## Problem details
Below are some records. How many of their lines contain the string "JSON"? Give the number only.

Dataset rows about figures
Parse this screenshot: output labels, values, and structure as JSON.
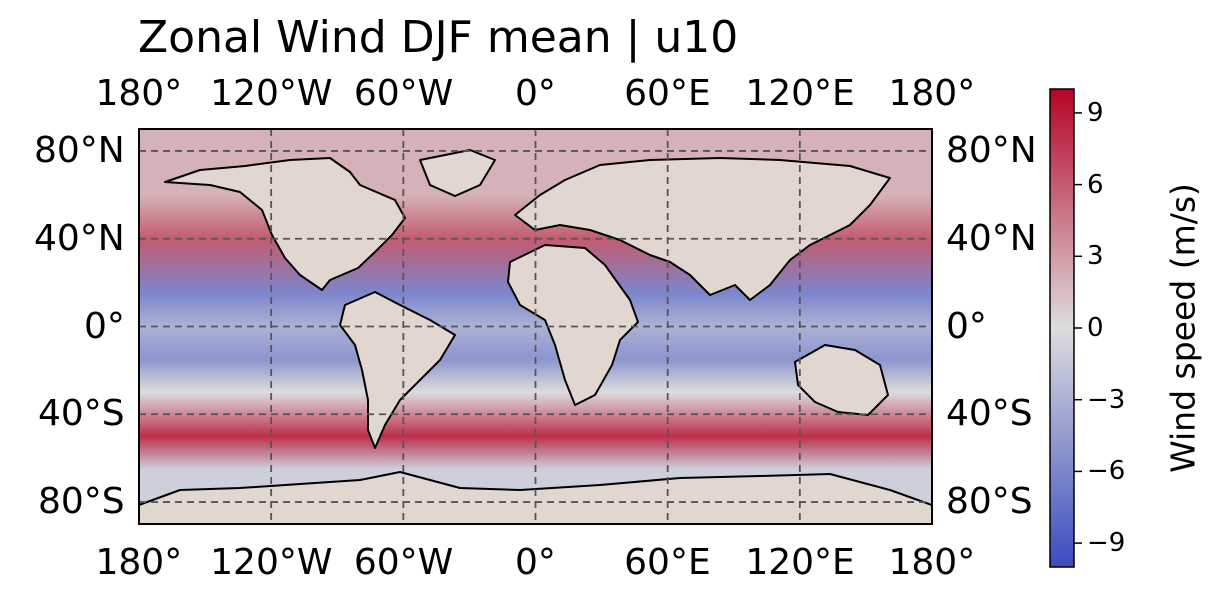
{
  "title": "Zonal Wind DJF mean | u10",
  "map": {
    "projection": "plate-carree",
    "lon_range": [
      -180,
      180
    ],
    "lat_range": [
      -90,
      90
    ],
    "gridlines": true,
    "coastlines": true,
    "lon_ticks": [
      -180,
      -120,
      -60,
      0,
      60,
      120,
      180
    ],
    "lat_ticks": [
      80,
      40,
      0,
      -40,
      -80
    ],
    "lon_tick_labels": [
      "180°",
      "120°W",
      "60°W",
      "0°",
      "60°E",
      "120°E",
      "180°"
    ],
    "lat_tick_labels": [
      "80°N",
      "40°N",
      "0°",
      "40°S",
      "80°S"
    ],
    "field_bands": [
      {
        "lat": 60,
        "u": 2
      },
      {
        "lat": 40,
        "u": 6
      },
      {
        "lat": 15,
        "u": -6
      },
      {
        "lat": 0,
        "u": -3
      },
      {
        "lat": -15,
        "u": -5
      },
      {
        "lat": -30,
        "u": 0
      },
      {
        "lat": -50,
        "u": 8
      },
      {
        "lat": -65,
        "u": -1
      }
    ]
  },
  "colorbar": {
    "label": "Wind speed (m/s)",
    "vmin": -10,
    "vmax": 10,
    "cmap": "coolwarm",
    "ticks": [
      9,
      6,
      3,
      0,
      -3,
      -6,
      -9
    ],
    "tick_labels": [
      "9",
      "6",
      "3",
      "0",
      "−3",
      "−6",
      "−9"
    ]
  },
  "colors": {
    "min": "#3b4cc0",
    "mid": "#dddddd",
    "max": "#b40426",
    "grid": "#555555",
    "coast": "#000000"
  }
}
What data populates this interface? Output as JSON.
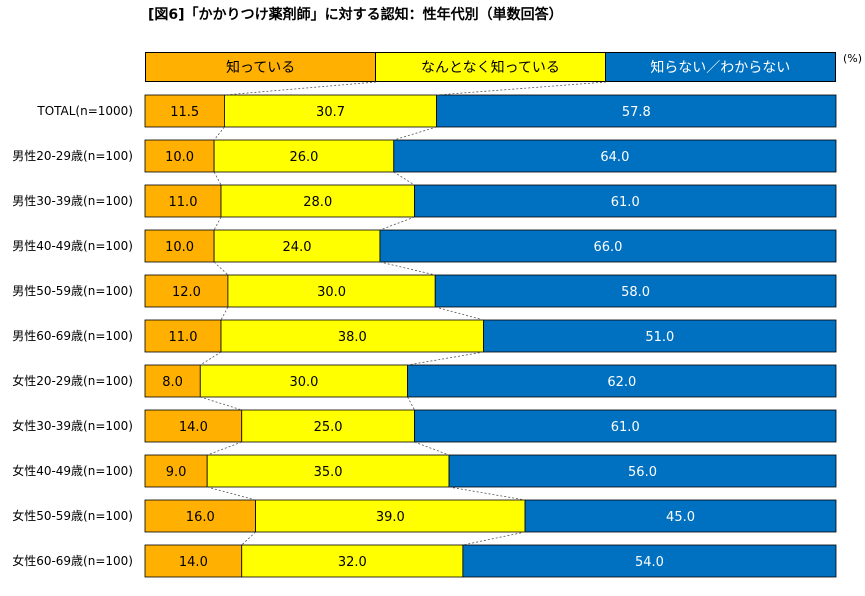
{
  "title": "[図6]「かかりつけ薬剤師」に対する認知：性年代別（単数回答）",
  "unit": "(%)",
  "chart_data": {
    "type": "bar",
    "orientation": "horizontal",
    "stacked": true,
    "percent_stacked": true,
    "categories": [
      "TOTAL(n=1000)",
      "男性20-29歳(n=100)",
      "男性30-39歳(n=100)",
      "男性40-49歳(n=100)",
      "男性50-59歳(n=100)",
      "男性60-69歳(n=100)",
      "女性20-29歳(n=100)",
      "女性30-39歳(n=100)",
      "女性40-49歳(n=100)",
      "女性50-59歳(n=100)",
      "女性60-69歳(n=100)"
    ],
    "series": [
      {
        "name": "知っている",
        "color": "#FFB000",
        "text_color": "#000000",
        "values": [
          11.5,
          10.0,
          11.0,
          10.0,
          12.0,
          11.0,
          8.0,
          14.0,
          9.0,
          16.0,
          14.0
        ]
      },
      {
        "name": "なんとなく知っている",
        "color": "#FFFF00",
        "text_color": "#000000",
        "values": [
          30.7,
          26.0,
          28.0,
          24.0,
          30.0,
          38.0,
          30.0,
          25.0,
          35.0,
          39.0,
          32.0
        ]
      },
      {
        "name": "知らない／わからない",
        "color": "#0070C0",
        "text_color": "#FFFFFF",
        "values": [
          57.8,
          64.0,
          61.0,
          66.0,
          58.0,
          51.0,
          62.0,
          61.0,
          56.0,
          45.0,
          54.0
        ]
      }
    ],
    "xlim": [
      0,
      100
    ],
    "legend_position": "top",
    "series_lines": true,
    "grid": false
  }
}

## Exercise result
2